Tally how many lines include "爱因斯坦". The number is the whole answer.
-------- The input
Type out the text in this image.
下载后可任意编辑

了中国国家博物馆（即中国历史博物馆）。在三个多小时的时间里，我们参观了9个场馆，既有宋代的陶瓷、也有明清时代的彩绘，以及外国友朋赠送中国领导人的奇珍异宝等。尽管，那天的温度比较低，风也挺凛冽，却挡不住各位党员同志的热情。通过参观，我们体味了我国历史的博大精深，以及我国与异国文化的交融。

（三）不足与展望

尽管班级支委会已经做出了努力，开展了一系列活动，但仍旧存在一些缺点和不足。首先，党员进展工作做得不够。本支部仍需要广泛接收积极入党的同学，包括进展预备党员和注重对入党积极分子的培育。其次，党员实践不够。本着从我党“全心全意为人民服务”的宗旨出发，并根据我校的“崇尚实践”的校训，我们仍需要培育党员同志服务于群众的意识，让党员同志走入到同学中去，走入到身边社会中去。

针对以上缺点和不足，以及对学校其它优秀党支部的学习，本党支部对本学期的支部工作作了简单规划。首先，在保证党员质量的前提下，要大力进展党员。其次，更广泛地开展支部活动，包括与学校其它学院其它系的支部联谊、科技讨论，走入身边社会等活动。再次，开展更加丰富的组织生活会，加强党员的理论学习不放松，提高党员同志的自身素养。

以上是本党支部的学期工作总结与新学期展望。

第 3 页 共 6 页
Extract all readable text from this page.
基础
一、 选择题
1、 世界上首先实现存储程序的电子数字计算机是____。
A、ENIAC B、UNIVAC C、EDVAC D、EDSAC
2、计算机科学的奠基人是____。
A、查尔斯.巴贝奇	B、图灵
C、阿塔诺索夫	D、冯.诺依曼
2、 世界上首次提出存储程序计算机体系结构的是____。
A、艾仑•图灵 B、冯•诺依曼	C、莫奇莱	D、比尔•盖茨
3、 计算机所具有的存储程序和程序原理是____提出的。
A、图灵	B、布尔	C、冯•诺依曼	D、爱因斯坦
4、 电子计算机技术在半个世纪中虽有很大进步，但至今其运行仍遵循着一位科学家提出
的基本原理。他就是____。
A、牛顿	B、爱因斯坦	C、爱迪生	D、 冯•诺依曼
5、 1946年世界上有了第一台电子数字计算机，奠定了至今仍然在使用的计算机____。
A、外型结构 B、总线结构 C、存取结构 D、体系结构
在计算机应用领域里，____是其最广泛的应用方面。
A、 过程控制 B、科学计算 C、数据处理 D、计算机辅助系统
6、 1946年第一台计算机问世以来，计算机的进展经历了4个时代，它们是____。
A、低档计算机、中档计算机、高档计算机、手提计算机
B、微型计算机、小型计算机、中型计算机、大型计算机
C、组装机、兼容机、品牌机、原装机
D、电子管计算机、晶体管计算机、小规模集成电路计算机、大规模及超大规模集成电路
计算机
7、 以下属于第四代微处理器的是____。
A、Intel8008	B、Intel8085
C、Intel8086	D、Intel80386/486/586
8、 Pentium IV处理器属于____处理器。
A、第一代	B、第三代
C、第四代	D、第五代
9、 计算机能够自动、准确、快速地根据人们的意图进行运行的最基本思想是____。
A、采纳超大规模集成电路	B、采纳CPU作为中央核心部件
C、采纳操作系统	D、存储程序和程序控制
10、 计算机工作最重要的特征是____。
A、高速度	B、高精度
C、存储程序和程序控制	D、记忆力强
----------------
**Output of the task**. 2